__Exercise brief__.
Output every line below without omitting or altering anything.

(Records about charts and figures)

= = = = = = =

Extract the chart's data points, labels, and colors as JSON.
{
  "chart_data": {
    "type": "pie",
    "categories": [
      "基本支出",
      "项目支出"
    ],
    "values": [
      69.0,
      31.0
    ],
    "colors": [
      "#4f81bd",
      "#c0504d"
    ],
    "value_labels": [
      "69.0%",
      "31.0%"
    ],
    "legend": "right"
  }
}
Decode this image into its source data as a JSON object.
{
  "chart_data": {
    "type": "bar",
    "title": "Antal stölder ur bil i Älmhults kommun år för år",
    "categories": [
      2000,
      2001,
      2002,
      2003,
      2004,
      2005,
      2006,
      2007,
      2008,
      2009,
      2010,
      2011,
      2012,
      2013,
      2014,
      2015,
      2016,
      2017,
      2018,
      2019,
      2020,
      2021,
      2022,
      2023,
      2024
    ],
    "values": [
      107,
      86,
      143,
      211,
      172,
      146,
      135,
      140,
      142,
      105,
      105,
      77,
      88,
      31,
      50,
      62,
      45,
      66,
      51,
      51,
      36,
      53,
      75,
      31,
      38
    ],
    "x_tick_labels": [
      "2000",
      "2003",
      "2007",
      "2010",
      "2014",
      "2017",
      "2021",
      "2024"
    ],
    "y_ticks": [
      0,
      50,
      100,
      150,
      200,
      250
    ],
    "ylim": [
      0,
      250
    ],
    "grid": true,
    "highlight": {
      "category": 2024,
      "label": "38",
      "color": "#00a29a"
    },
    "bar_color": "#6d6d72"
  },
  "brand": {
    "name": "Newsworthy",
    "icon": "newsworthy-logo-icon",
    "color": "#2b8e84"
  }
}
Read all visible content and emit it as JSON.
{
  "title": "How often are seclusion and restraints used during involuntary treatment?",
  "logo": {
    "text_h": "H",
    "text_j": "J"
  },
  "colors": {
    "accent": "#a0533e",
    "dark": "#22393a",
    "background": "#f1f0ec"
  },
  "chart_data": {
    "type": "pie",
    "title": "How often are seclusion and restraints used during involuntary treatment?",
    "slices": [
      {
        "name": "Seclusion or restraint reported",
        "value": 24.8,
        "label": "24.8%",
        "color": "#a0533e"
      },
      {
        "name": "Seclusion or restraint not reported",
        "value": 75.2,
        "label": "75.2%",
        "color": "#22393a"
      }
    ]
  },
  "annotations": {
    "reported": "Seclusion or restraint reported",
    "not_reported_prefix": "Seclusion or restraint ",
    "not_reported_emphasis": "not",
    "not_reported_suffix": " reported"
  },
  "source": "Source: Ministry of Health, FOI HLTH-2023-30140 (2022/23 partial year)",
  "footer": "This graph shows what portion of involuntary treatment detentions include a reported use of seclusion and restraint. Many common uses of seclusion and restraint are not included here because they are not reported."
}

= = = = = = =

__Correct result__.
Extract the chart's data points, labels, and colors as JSON.
{
  "chart_data": {
    "type": "pie",
    "categories": [
      "基本支出",
      "项目支出"
    ],
    "values": [
      69.0,
      31.0
    ],
    "colors": [
      "#4f81bd",
      "#c0504d"
    ],
    "value_labels": [
      "69.0%",
      "31.0%"
    ],
    "legend": "right"
  }
}
Decode this image into its source data as a JSON object.
{
  "chart_data": {
    "type": "bar",
    "title": "Antal stölder ur bil i Älmhults kommun år för år",
    "categories": [
      2000,
      2001,
      2002,
      2003,
      2004,
      2005,
      2006,
      2007,
      2008,
      2009,
      2010,
      2011,
      2012,
      2013,
      2014,
      2015,
      2016,
      2017,
      2018,
      2019,
      2020,
      2021,
      2022,
      2023,
      2024
    ],
    "values": [
      107,
      86,
      143,
      211,
      172,
      146,
      135,
      140,
      142,
      105,
      105,
      77,
      88,
      31,
      50,
      62,
      45,
      66,
      51,
      51,
      36,
      53,
      75,
      31,
      38
    ],
    "x_tick_labels": [
      "2000",
      "2003",
      "2007",
      "2010",
      "2014",
      "2017",
      "2021",
      "2024"
    ],
    "y_ticks": [
      0,
      50,
      100,
      150,
      200,
      250
    ],
    "ylim": [
      0,
      250
    ],
    "grid": true,
    "highlight": {
      "category": 2024,
      "label": "38",
      "color": "#00a29a"
    },
    "bar_color": "#6d6d72"
  },
  "brand": {
    "name": "Newsworthy",
    "icon": "newsworthy-logo-icon",
    "color": "#2b8e84"
  }
}
Read all visible content and emit it as JSON.
{
  "title": "How often are seclusion and restraints used during involuntary treatment?",
  "logo": {
    "text_h": "H",
    "text_j": "J"
  },
  "colors": {
    "accent": "#a0533e",
    "dark": "#22393a",
    "background": "#f1f0ec"
  },
  "chart_data": {
    "type": "pie",
    "title": "How often are seclusion and restraints used during involuntary treatment?",
    "slices": [
      {
        "name": "Seclusion or restraint reported",
        "value": 24.8,
        "label": "24.8%",
        "color": "#a0533e"
      },
      {
        "name": "Seclusion or restraint not reported",
        "value": 75.2,
        "label": "75.2%",
        "color": "#22393a"
      }
    ]
  },
  "annotations": {
    "reported": "Seclusion or restraint reported",
    "not_reported_prefix": "Seclusion or restraint ",
    "not_reported_emphasis": "not",
    "not_reported_suffix": " reported"
  },
  "source": "Source: Ministry of Health, FOI HLTH-2023-30140 (2022/23 partial year)",
  "footer": "This graph shows what portion of involuntary treatment detentions include a reported use of seclusion and restraint. Many common uses of seclusion and restraint are not included here because they are not reported."
}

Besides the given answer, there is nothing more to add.